- GOAL -
Copy out all lines that hold "every".

(Collection entries)
-- Begin --

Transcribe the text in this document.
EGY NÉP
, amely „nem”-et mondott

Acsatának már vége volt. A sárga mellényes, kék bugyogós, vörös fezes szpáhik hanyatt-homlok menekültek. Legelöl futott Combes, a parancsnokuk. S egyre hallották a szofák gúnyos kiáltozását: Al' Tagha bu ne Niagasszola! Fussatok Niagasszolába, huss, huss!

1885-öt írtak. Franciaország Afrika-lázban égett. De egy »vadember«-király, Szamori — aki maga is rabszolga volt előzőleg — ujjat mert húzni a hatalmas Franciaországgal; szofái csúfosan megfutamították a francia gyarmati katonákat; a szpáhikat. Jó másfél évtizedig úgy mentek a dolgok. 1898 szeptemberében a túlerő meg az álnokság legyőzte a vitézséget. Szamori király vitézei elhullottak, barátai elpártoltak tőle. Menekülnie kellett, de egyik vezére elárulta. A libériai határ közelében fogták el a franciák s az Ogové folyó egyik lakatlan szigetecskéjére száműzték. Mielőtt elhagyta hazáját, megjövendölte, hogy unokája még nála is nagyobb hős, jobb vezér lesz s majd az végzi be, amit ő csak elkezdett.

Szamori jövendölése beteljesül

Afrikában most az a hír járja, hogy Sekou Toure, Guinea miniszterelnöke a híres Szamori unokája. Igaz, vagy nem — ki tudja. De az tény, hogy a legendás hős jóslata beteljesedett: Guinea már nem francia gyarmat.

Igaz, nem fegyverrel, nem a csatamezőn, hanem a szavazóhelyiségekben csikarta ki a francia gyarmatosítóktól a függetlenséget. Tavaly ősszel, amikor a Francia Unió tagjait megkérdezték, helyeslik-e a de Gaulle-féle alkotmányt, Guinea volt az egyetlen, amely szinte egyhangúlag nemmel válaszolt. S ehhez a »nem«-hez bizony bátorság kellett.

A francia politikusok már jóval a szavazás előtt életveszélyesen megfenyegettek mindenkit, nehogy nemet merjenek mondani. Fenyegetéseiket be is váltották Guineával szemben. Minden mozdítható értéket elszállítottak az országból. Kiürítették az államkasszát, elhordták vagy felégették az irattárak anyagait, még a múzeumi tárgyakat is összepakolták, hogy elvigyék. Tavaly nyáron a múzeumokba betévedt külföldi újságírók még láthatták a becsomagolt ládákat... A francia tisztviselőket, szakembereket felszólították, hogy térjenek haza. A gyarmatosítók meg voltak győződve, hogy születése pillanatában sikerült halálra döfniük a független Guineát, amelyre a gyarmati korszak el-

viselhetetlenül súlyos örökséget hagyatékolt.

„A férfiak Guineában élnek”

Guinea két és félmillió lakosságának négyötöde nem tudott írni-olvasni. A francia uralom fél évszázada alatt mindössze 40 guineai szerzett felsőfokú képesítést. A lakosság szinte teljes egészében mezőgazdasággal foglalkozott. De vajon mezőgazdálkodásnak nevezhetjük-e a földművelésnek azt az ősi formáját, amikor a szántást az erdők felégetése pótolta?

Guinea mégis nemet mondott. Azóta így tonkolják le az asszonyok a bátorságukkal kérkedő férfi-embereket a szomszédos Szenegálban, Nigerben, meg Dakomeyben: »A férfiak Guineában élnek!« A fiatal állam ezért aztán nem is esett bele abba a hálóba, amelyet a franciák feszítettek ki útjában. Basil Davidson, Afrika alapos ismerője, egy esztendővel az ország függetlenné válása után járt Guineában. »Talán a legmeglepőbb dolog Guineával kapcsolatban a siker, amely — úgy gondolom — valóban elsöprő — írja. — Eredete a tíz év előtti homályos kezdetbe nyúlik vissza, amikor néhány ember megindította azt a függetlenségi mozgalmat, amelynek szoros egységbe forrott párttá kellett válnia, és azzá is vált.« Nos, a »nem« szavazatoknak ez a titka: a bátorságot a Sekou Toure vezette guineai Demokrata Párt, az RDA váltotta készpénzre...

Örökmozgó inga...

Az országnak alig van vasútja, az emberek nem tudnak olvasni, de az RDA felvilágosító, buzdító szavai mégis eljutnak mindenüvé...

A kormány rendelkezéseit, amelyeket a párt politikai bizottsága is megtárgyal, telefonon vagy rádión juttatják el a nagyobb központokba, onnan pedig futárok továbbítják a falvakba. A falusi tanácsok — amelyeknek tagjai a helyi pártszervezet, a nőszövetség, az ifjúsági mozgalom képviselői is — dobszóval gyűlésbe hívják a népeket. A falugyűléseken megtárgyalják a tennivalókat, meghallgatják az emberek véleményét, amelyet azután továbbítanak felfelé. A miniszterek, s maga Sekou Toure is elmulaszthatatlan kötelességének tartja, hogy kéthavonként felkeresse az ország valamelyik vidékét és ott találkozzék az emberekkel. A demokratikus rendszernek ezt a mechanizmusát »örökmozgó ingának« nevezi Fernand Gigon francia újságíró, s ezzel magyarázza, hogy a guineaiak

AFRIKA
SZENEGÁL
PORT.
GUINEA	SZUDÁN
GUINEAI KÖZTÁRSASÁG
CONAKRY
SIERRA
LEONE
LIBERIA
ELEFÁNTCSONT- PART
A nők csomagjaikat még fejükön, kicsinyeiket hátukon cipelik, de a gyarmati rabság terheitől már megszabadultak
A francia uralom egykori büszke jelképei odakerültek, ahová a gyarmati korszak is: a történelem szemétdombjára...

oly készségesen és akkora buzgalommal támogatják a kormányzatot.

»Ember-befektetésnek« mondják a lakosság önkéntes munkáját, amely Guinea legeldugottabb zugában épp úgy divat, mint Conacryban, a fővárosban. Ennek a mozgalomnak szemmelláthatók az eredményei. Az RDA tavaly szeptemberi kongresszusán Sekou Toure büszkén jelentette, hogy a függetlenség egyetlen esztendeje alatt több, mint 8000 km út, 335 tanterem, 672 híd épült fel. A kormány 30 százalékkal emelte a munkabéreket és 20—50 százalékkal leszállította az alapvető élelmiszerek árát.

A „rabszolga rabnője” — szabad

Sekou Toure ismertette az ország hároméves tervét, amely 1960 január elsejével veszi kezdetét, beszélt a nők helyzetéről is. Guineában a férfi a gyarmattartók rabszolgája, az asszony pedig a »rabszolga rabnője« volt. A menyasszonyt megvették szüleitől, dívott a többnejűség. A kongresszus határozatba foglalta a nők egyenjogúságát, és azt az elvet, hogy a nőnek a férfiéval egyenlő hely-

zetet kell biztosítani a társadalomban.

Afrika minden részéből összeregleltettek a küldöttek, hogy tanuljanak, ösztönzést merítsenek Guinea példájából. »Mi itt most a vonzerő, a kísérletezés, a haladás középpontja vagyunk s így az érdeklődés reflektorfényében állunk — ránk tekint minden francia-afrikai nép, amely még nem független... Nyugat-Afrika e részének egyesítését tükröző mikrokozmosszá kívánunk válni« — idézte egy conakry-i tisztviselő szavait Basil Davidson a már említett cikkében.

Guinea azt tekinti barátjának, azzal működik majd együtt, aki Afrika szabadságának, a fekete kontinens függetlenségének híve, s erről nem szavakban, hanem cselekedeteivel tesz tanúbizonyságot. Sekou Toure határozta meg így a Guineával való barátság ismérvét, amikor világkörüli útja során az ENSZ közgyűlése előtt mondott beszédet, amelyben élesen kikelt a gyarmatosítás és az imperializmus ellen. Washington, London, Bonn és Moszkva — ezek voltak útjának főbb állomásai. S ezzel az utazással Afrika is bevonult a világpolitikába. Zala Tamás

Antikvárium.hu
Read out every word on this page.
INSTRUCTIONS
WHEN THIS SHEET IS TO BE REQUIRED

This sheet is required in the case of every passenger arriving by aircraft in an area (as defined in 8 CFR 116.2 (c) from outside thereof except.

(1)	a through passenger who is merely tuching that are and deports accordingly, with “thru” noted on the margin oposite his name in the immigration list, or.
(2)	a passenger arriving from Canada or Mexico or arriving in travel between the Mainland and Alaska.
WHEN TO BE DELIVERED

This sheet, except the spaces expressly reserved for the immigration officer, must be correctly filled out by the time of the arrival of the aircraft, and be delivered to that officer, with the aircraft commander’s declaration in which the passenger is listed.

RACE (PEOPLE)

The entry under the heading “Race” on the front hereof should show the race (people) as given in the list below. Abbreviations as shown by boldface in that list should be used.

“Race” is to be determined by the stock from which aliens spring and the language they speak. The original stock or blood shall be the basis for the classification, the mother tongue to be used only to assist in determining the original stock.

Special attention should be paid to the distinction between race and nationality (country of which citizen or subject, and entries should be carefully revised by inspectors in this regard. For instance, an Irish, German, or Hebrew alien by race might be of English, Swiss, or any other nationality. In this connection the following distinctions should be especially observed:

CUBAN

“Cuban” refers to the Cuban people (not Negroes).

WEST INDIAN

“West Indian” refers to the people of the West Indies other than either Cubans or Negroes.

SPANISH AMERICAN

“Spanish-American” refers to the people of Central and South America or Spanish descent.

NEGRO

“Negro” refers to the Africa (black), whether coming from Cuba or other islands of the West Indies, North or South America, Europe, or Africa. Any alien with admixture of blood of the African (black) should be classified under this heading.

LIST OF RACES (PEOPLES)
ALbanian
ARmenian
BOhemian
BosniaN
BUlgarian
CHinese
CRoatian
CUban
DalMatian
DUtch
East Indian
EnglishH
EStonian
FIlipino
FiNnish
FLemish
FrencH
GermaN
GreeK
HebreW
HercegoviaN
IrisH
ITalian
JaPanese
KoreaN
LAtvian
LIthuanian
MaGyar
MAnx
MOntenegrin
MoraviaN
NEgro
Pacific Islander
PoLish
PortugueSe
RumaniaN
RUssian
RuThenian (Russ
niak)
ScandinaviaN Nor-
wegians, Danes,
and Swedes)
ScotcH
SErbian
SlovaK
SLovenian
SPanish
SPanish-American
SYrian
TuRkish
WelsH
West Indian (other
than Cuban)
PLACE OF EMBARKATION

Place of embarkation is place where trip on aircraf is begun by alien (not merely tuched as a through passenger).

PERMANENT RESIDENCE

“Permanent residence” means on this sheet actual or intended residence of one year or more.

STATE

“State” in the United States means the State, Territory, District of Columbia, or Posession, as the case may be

-- End --

- RESULT FOR THIS TASK -
Read out every word on this page.
This sheet is required in the case of every passenger arriving by aircraft in an area (as defined in 8 CFR 116.2 (c) from outside thereof except.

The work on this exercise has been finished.